» Problem details: Copy the data below verbatim, from the line with "sermon-row-messiah-songs[interactable]: MESSIAH SONGS" to the line with "vertical-ellipsis-icon[interactable] xyxy=(908,76,940,130)", both included.

» Dataset:
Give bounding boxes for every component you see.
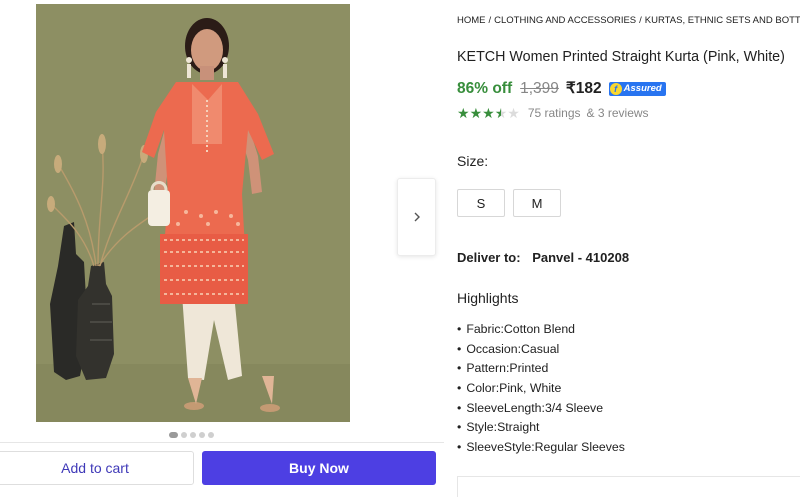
carousel-dot[interactable] [190, 432, 196, 438]
chevron-right-icon [414, 212, 420, 222]
highlight-item: Color:Pink, White [457, 379, 625, 399]
carousel-dots [169, 432, 214, 438]
divider [0, 442, 444, 443]
deliver-label: Deliver to: [457, 250, 521, 265]
highlight-item: Occasion:Casual [457, 340, 625, 360]
star-icon: ★ [457, 105, 470, 121]
size-options: S M [457, 189, 561, 217]
highlight-item: Style:Straight [457, 418, 625, 438]
highlights-list: Fabric:Cotton Blend Occasion:Casual Patt… [457, 320, 625, 458]
star-icon: ★ [507, 105, 520, 121]
star-icon: ★ [469, 105, 483, 121]
reviews-count[interactable]: & 3 reviews [587, 106, 649, 120]
star-rating: ★ ★ ★ ★ ★ [457, 106, 520, 120]
star-icon: ★ [482, 105, 495, 121]
highlight-item: SleeveLength:3/4 Sleeve [457, 399, 625, 419]
carousel-dot[interactable] [181, 432, 187, 438]
carousel-dot[interactable] [208, 432, 214, 438]
size-option-s[interactable]: S [457, 189, 505, 217]
price-row: 86% off 1,399 ₹182 f Assured [457, 79, 666, 98]
carousel-dot[interactable] [199, 432, 205, 438]
highlights-title: Highlights [457, 290, 519, 306]
buy-now-button[interactable]: Buy Now [202, 451, 436, 485]
size-option-m[interactable]: M [513, 189, 561, 217]
ratings-count[interactable]: 75 ratings [528, 106, 581, 120]
assured-badge-icon: f Assured [608, 81, 666, 96]
add-to-cart-button[interactable]: Add to cart [0, 451, 194, 485]
product-photo [36, 4, 350, 422]
selling-price: ₹182 [565, 80, 602, 97]
rating-row: ★ ★ ★ ★ ★ 75 ratings & 3 reviews [457, 106, 649, 120]
breadcrumb-item-kurtas[interactable]: KURTAS, ETHNIC SETS AND BOTTOMS [645, 15, 800, 26]
next-image-button[interactable] [397, 178, 436, 256]
breadcrumb-item-home[interactable]: HOME [457, 15, 486, 26]
assured-label: Assured [623, 83, 662, 94]
highlight-item: SleeveStyle:Regular Sleeves [457, 438, 625, 458]
highlight-item: Pattern:Printed [457, 359, 625, 379]
carousel-dot[interactable] [169, 432, 178, 438]
delivery-info: Deliver to: Panvel - 410208 [457, 250, 629, 265]
product-image[interactable] [36, 4, 350, 422]
original-price: 1,399 [520, 79, 559, 97]
star-icon: ★ [494, 105, 508, 121]
breadcrumb: HOME / CLOTHING AND ACCESSORIES / KURTAS, ET… [457, 15, 800, 26]
product-title: KETCH Women Printed Straight Kurta (Pink… [457, 49, 785, 65]
discount-percent: 86% off [457, 79, 513, 97]
highlight-item: Fabric:Cotton Blend [457, 320, 625, 340]
assured-f-icon: f [609, 82, 622, 95]
offers-card [457, 476, 800, 497]
size-label: Size: [457, 153, 489, 169]
breadcrumb-item-clothing[interactable]: CLOTHING AND ACCESSORIES [494, 15, 636, 26]
delivery-pincode[interactable]: Panvel - 410208 [532, 250, 629, 265]
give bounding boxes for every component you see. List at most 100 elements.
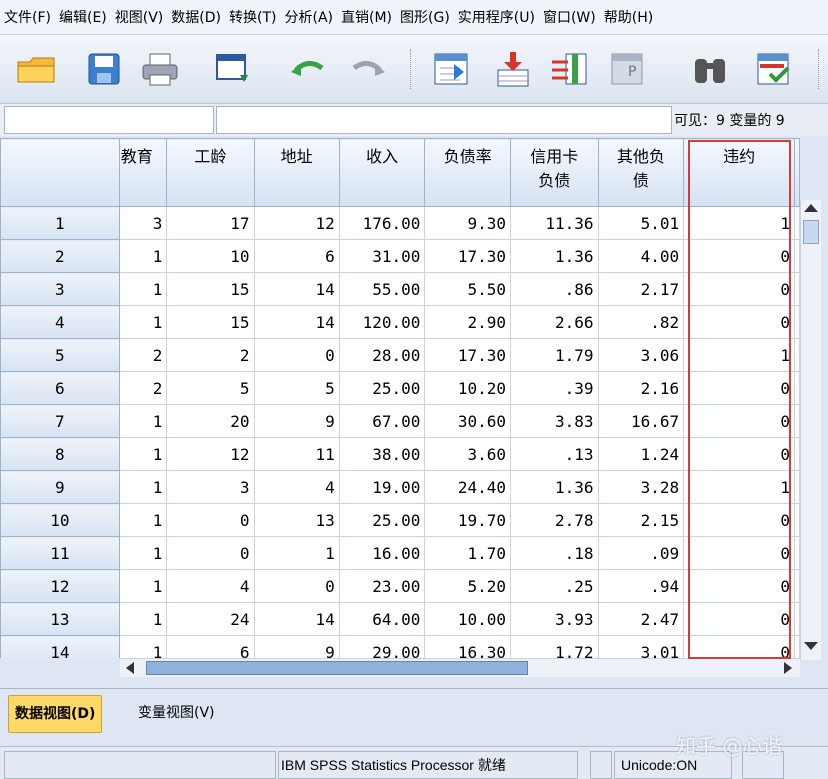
data-cell-empty[interactable] — [794, 206, 800, 240]
data-cell[interactable]: 2.16 — [597, 371, 685, 405]
data-cell[interactable]: 1 — [118, 503, 168, 537]
data-cell[interactable]: 16.30 — [424, 635, 512, 658]
data-cell[interactable]: 1 — [118, 470, 168, 504]
menu-item[interactable]: 文件(F) — [0, 7, 55, 27]
data-cell-empty[interactable] — [794, 470, 800, 504]
menu-item[interactable]: 编辑(E) — [55, 7, 111, 27]
row-header[interactable]: 12 — [0, 569, 120, 603]
data-cell[interactable]: 1.24 — [597, 437, 685, 471]
data-cell-empty[interactable] — [794, 338, 800, 372]
data-cell[interactable]: 3.60 — [424, 437, 512, 471]
data-cell[interactable]: 0 — [683, 239, 795, 273]
data-cell[interactable]: 16.00 — [338, 536, 426, 570]
data-cell[interactable]: 0 — [166, 503, 255, 537]
data-cell[interactable]: 10.00 — [424, 602, 512, 636]
undo-icon[interactable] — [286, 49, 330, 89]
data-cell-empty[interactable] — [794, 569, 800, 603]
menu-item[interactable]: 直销(M) — [337, 7, 396, 27]
column-header[interactable]: 工龄 — [166, 138, 255, 207]
data-cell[interactable]: 1 — [118, 437, 168, 471]
data-cell[interactable]: .09 — [597, 536, 685, 570]
data-cell[interactable]: 3 — [166, 470, 255, 504]
row-header[interactable]: 9 — [0, 470, 120, 504]
data-cell[interactable]: 67.00 — [338, 404, 426, 438]
data-cell[interactable]: 17.30 — [424, 239, 512, 273]
data-cell[interactable]: 64.00 — [338, 602, 426, 636]
data-cell-empty[interactable] — [794, 371, 800, 405]
data-cell[interactable]: 1.36 — [510, 470, 599, 504]
data-cell[interactable]: 3.93 — [510, 602, 599, 636]
data-cell[interactable]: 2.78 — [510, 503, 599, 537]
row-header[interactable]: 7 — [0, 404, 120, 438]
data-cell-empty[interactable] — [794, 404, 800, 438]
vertical-scroll-thumb[interactable] — [803, 220, 819, 244]
cell-value-field[interactable] — [216, 106, 672, 134]
data-cell[interactable]: 2.47 — [597, 602, 685, 636]
data-cell[interactable]: 9 — [253, 404, 340, 438]
data-cell[interactable]: 14 — [253, 272, 340, 306]
data-cell-empty[interactable] — [794, 503, 800, 537]
data-cell[interactable]: 30.60 — [424, 404, 512, 438]
go-to-case-icon[interactable] — [430, 49, 474, 89]
column-header-empty[interactable] — [794, 138, 800, 207]
row-header[interactable]: 4 — [0, 305, 120, 339]
data-cell[interactable]: 3.83 — [510, 404, 599, 438]
data-cell[interactable]: 0 — [683, 536, 795, 570]
row-header[interactable]: 8 — [0, 437, 120, 471]
data-cell[interactable]: 1 — [253, 536, 340, 570]
data-cell[interactable]: 28.00 — [338, 338, 426, 372]
data-cell[interactable]: 0 — [683, 503, 795, 537]
data-cell[interactable]: .39 — [510, 371, 599, 405]
data-cell[interactable]: 11.36 — [510, 206, 599, 240]
data-cell[interactable]: 5.01 — [597, 206, 685, 240]
data-cell-empty[interactable] — [794, 437, 800, 471]
data-cell[interactable]: 16.67 — [597, 404, 685, 438]
open-folder-icon[interactable] — [14, 49, 58, 89]
scroll-left-icon[interactable] — [126, 662, 134, 674]
data-cell[interactable]: 1.36 — [510, 239, 599, 273]
dialog-recall-icon[interactable] — [212, 49, 256, 89]
data-cell[interactable]: 12 — [253, 206, 340, 240]
data-cell[interactable]: 2.15 — [597, 503, 685, 537]
data-cell-empty[interactable] — [794, 635, 800, 658]
data-cell[interactable]: 29.00 — [338, 635, 426, 658]
data-cell[interactable]: 25.00 — [338, 371, 426, 405]
data-cell[interactable]: 9 — [253, 635, 340, 658]
find-icon[interactable] — [688, 49, 732, 89]
column-header[interactable]: 地址 — [253, 138, 340, 207]
menu-item[interactable]: 分析(A) — [280, 7, 337, 27]
data-cell[interactable]: 1 — [683, 206, 795, 240]
data-cell[interactable]: 3 — [118, 206, 168, 240]
scroll-down-icon[interactable] — [804, 642, 818, 650]
data-cell-empty[interactable] — [794, 272, 800, 306]
column-header[interactable]: 教育 — [118, 138, 168, 207]
value-labels-icon[interactable] — [752, 49, 796, 89]
print-icon[interactable] — [138, 49, 182, 89]
data-cell[interactable]: 17.30 — [424, 338, 512, 372]
row-header[interactable]: 11 — [0, 536, 120, 570]
vertical-scrollbar[interactable] — [800, 200, 821, 660]
data-cell[interactable]: 1 — [118, 272, 168, 306]
data-cell[interactable]: 12 — [166, 437, 255, 471]
column-header[interactable]: 违约 — [683, 138, 795, 207]
insert-variable-icon[interactable] — [548, 49, 592, 89]
data-cell[interactable]: 3.01 — [597, 635, 685, 658]
data-cell[interactable]: 4.00 — [597, 239, 685, 273]
row-header[interactable]: 2 — [0, 239, 120, 273]
data-cell[interactable]: 0 — [683, 404, 795, 438]
data-cell[interactable]: 13 — [253, 503, 340, 537]
data-cell[interactable]: 1 — [118, 404, 168, 438]
data-cell[interactable]: 4 — [166, 569, 255, 603]
corner-cell[interactable] — [0, 138, 120, 207]
data-cell[interactable]: 10 — [166, 239, 255, 273]
data-cell[interactable]: 0 — [683, 272, 795, 306]
data-cell[interactable]: 38.00 — [338, 437, 426, 471]
data-cell[interactable]: .86 — [510, 272, 599, 306]
data-cell[interactable]: 0 — [683, 569, 795, 603]
data-cell[interactable]: 0 — [253, 338, 340, 372]
data-cell[interactable]: 0 — [683, 305, 795, 339]
data-cell[interactable]: 5 — [253, 371, 340, 405]
data-cell[interactable]: 5.20 — [424, 569, 512, 603]
data-cell[interactable]: 2 — [118, 371, 168, 405]
data-cell[interactable]: 2.17 — [597, 272, 685, 306]
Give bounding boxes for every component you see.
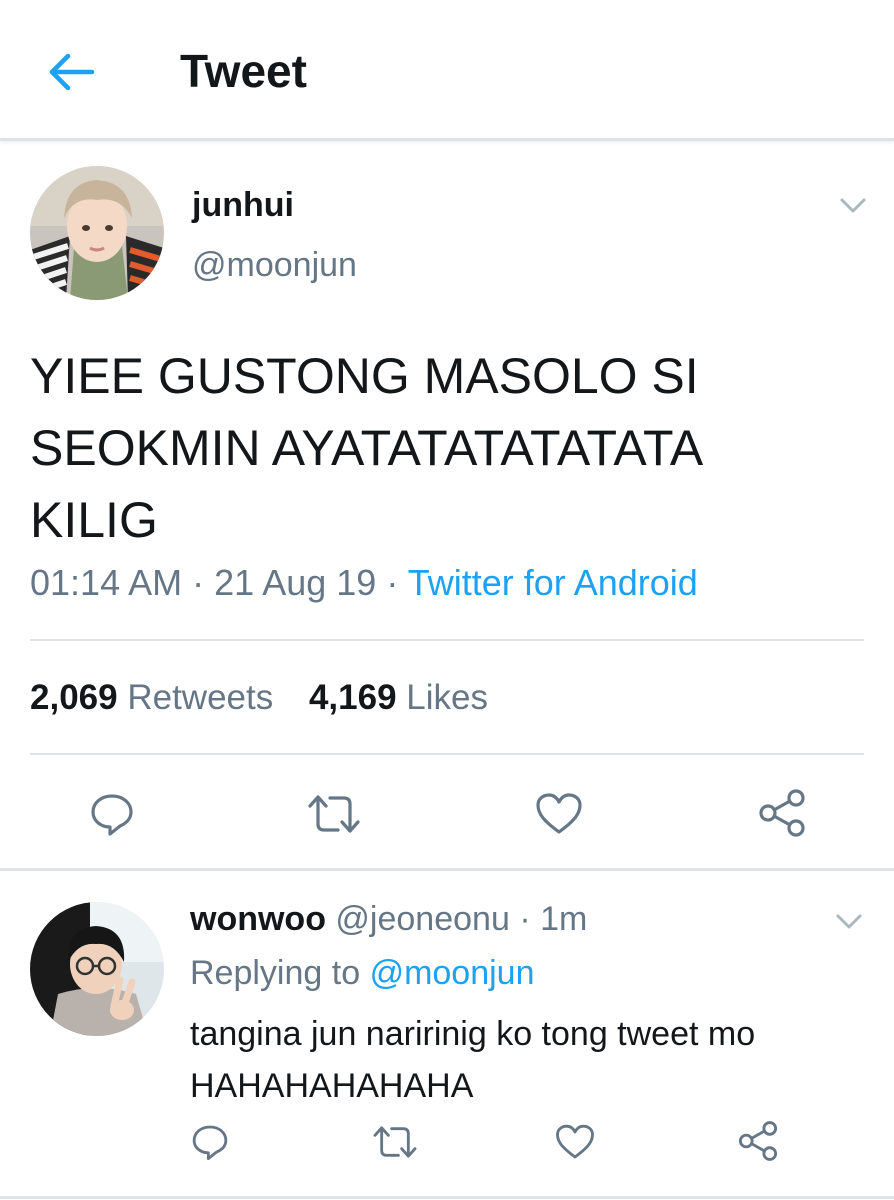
author-name[interactable]: junhui [192,186,294,225]
tweet-meta: 01:14 AM · 21 Aug 19 · Twitter for Andro… [30,562,698,604]
likes-stat[interactable]: 4,169 Likes [309,678,488,717]
reply-menu-button[interactable] [834,912,864,932]
reply-header: wonwoo @jeoneonu · 1m [190,900,587,939]
likes-label: Likes [406,678,489,717]
arrow-left-icon [49,53,95,91]
divider [30,753,864,755]
retweets-label: Retweets [127,678,274,717]
tweet-text: YIEE GUSTONG MASOLO SI SEOKMIN AYATATATA… [30,348,704,548]
meta-separator: · [192,562,205,603]
retweet-icon [373,1126,417,1158]
replying-to: Replying to @moonjun [190,954,535,993]
like-button[interactable] [534,790,584,843]
divider [0,1196,894,1199]
author-avatar[interactable] [30,166,164,300]
tweet-source-link[interactable]: Twitter for Android [408,562,698,603]
divider [30,639,864,641]
retweets-count: 2,069 [30,678,118,717]
reply-text: tangina jun naririnig ko tong tweet mo H… [190,1015,756,1105]
meta-separator: · [386,562,399,603]
reply-age: 1m [540,900,588,938]
page-title: Tweet [180,45,307,97]
author-handle[interactable]: @moonjun [192,246,357,285]
tweet-stats: 2,069 Retweets 4,169 Likes [30,678,514,718]
likes-count: 4,169 [308,678,397,717]
reply-icon [192,1125,228,1161]
reply-reply-button[interactable] [190,1122,230,1167]
reply-icon [91,794,133,836]
replying-mention-link[interactable]: @moonjun [370,954,535,992]
meta-separator: · [519,900,531,938]
top-bar: Tweet [0,0,894,141]
reply-author-name[interactable]: wonwoo [190,900,326,938]
tweet-date: 21 Aug 19 [214,562,377,603]
like-icon [556,1124,594,1159]
chevron-down-icon [836,914,862,929]
reply-author-handle[interactable]: @jeoneonu [335,900,509,938]
tweet-menu-button[interactable] [838,196,868,216]
share-button[interactable] [756,788,808,843]
tweet-time: 01:14 AM [30,562,183,603]
replying-prefix: Replying to [190,954,361,992]
reply-share-button[interactable] [736,1120,780,1167]
like-icon [536,793,582,834]
reply-retweet-button[interactable] [370,1122,420,1167]
reply-author-avatar[interactable] [30,902,164,1036]
reply-button[interactable] [88,790,136,843]
section-divider [0,868,894,871]
share-icon [759,789,805,837]
retweet-button[interactable] [304,790,364,843]
retweet-icon [308,795,360,833]
retweets-stat[interactable]: 2,069 Retweets [30,678,273,717]
reply-like-button[interactable] [554,1122,596,1167]
chevron-down-icon [840,198,866,213]
share-icon [738,1121,778,1161]
back-button[interactable] [44,50,96,94]
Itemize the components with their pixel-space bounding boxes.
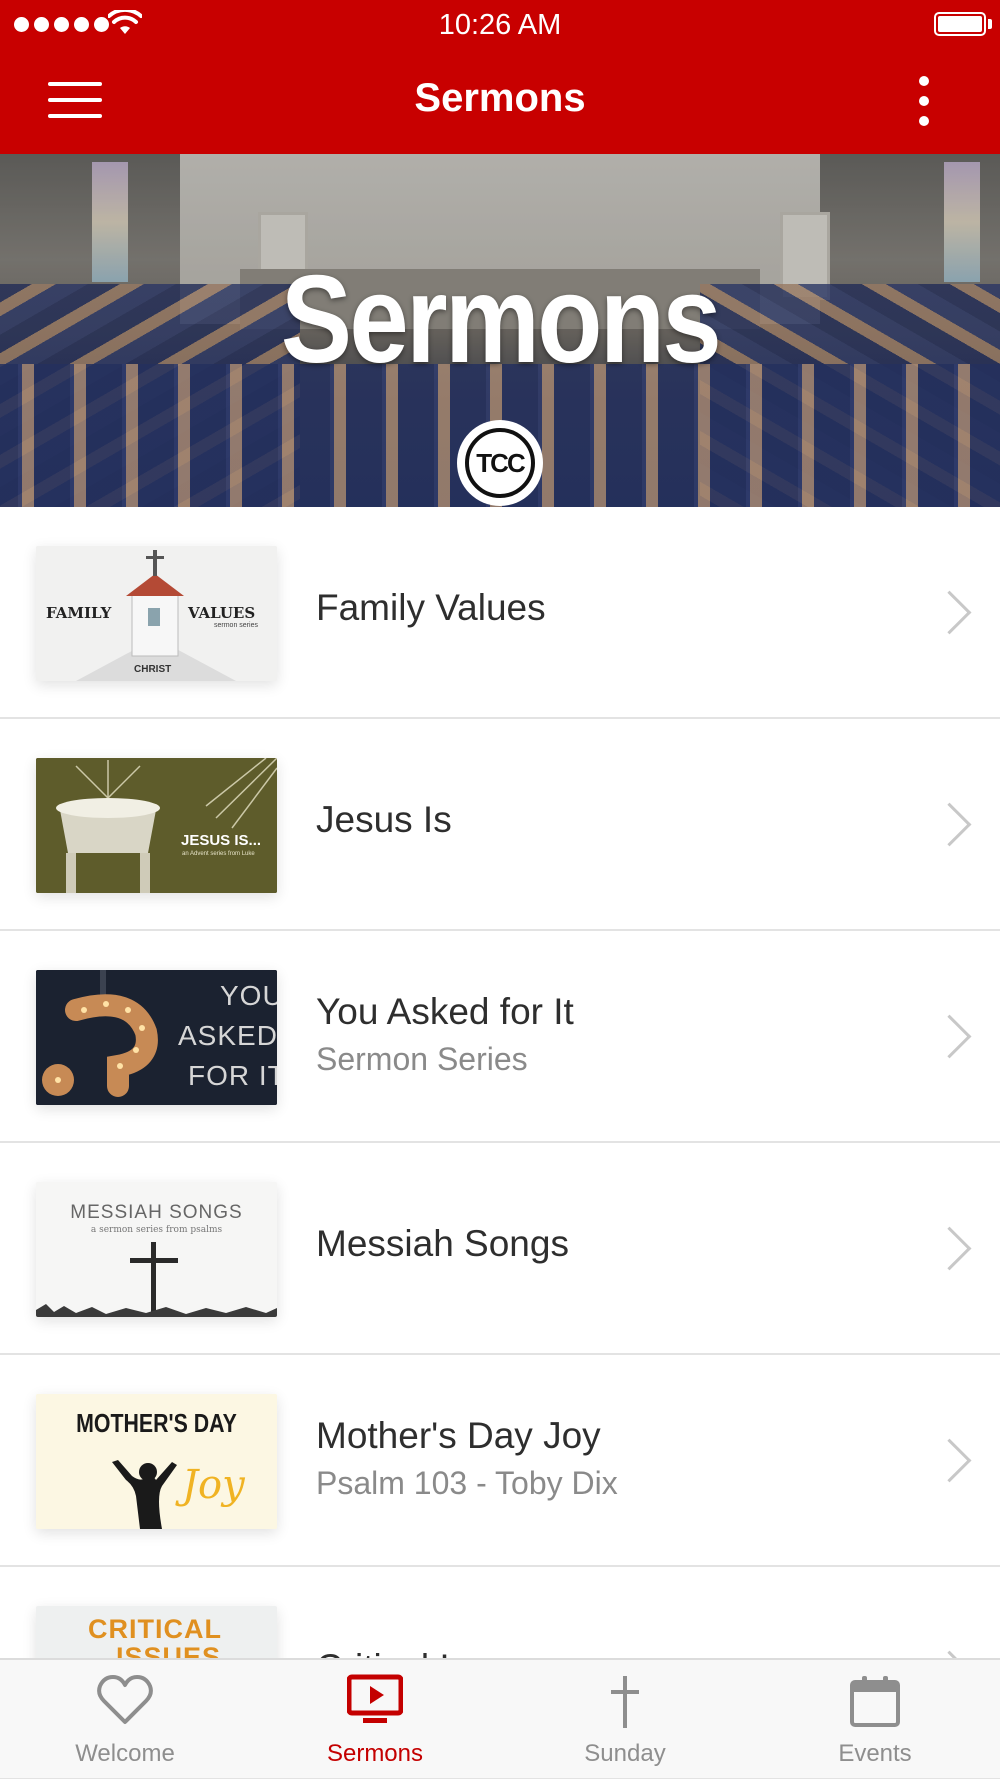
sermon-row-messiah-songs[interactable]: MESSIAH SONGS a sermon series from psalm… xyxy=(0,1143,1000,1355)
tab-sunday[interactable]: Sunday xyxy=(500,1660,750,1780)
sermon-title: You Asked for It xyxy=(316,991,574,1032)
sermon-title: Messiah Songs xyxy=(316,1223,569,1264)
tab-bar: Welcome Sermons Sunday Events xyxy=(0,1658,1000,1778)
tab-events[interactable]: Events xyxy=(750,1660,1000,1780)
sermon-subtitle: Sermon Series xyxy=(316,1041,528,1077)
vertical-ellipsis-icon[interactable] xyxy=(908,76,940,130)
sermon-row-family-values[interactable]: FAMILY VALUES sermon series CHRIST Famil… xyxy=(0,507,1000,719)
chevron-right-icon xyxy=(927,590,972,635)
chevron-right-icon xyxy=(927,1014,972,1059)
tv-play-icon xyxy=(347,1674,403,1723)
hero-title: Sermons xyxy=(280,251,722,389)
chevron-right-icon xyxy=(927,802,972,847)
sermon-row-you-asked-for-it[interactable]: YOU ASKED FOR IT You Asked for It Sermon… xyxy=(0,931,1000,1143)
cross-icon xyxy=(611,1676,639,1728)
sermon-thumbnail: JESUS IS... an Advent series from Luke xyxy=(36,758,277,893)
calendar-icon xyxy=(850,1676,900,1727)
sermon-row-mothers-day-joy[interactable]: MOTHER'S DAY Joy Mother's Day Joy Psalm … xyxy=(0,1355,1000,1567)
chevron-right-icon xyxy=(927,1226,972,1271)
page-title: Sermons xyxy=(414,76,586,120)
sermon-thumbnail: FAMILY VALUES sermon series CHRIST xyxy=(36,546,277,681)
sermon-thumbnail: MOTHER'S DAY Joy xyxy=(36,1394,277,1529)
sermon-title: Family Values xyxy=(316,587,546,628)
heart-icon xyxy=(97,1675,153,1724)
sermon-list: FAMILY VALUES sermon series CHRIST Famil… xyxy=(0,507,1000,1779)
chevron-right-icon xyxy=(927,1438,972,1483)
sermon-thumbnail: YOU ASKED FOR IT xyxy=(36,970,277,1105)
sermon-title: Jesus Is xyxy=(316,799,452,840)
battery-icon xyxy=(934,12,986,36)
top-bar: 10:26 AM Sermons xyxy=(0,0,1000,154)
church-logo: TCC xyxy=(457,420,543,506)
hero-banner: Sermons TCC xyxy=(0,154,1000,507)
sermon-title: Mother's Day Joy xyxy=(316,1415,601,1456)
tab-sermons[interactable]: Sermons xyxy=(250,1660,500,1780)
sermon-row-jesus-is[interactable]: JESUS IS... an Advent series from Luke J… xyxy=(0,719,1000,931)
status-time: 10:26 AM xyxy=(438,9,562,41)
sermon-subtitle: Psalm 103 - Toby Dix xyxy=(316,1465,618,1501)
tab-welcome[interactable]: Welcome xyxy=(0,1660,250,1780)
status-bar: 10:26 AM xyxy=(0,0,1000,50)
sermon-thumbnail: MESSIAH SONGS a sermon series from psalm… xyxy=(36,1182,277,1317)
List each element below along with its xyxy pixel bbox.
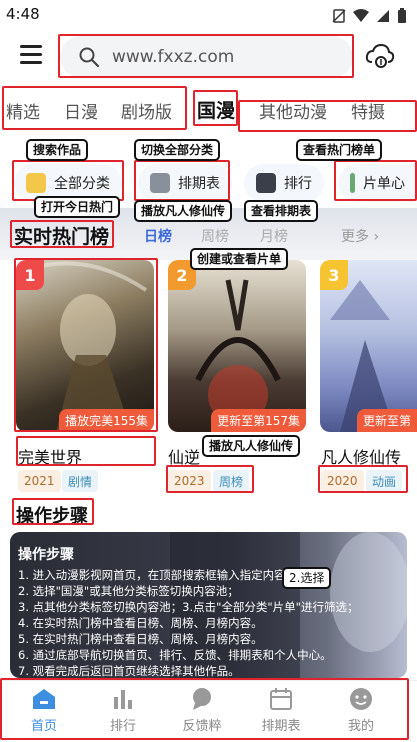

» Output below:
sermon-row-messiah-songs[interactable]: MESSIAH SONGS a sermon series from psalm… xyxy=(0,1143,1000,1355)
tab-sunday[interactable]: Sunday xyxy=(500,1660,750,1780)
sermon-title: You Asked for It xyxy=(316,991,574,1032)
sermon-title: Messiah Songs xyxy=(316,1223,569,1264)
tab-bar: Welcome Sermons Sunday Events xyxy=(0,1658,1000,1778)
tab-events[interactable]: Events xyxy=(750,1660,1000,1780)
sermon-subtitle: Sermon Series xyxy=(316,1041,528,1077)
vertical-ellipsis-icon[interactable] xyxy=(908,76,940,130)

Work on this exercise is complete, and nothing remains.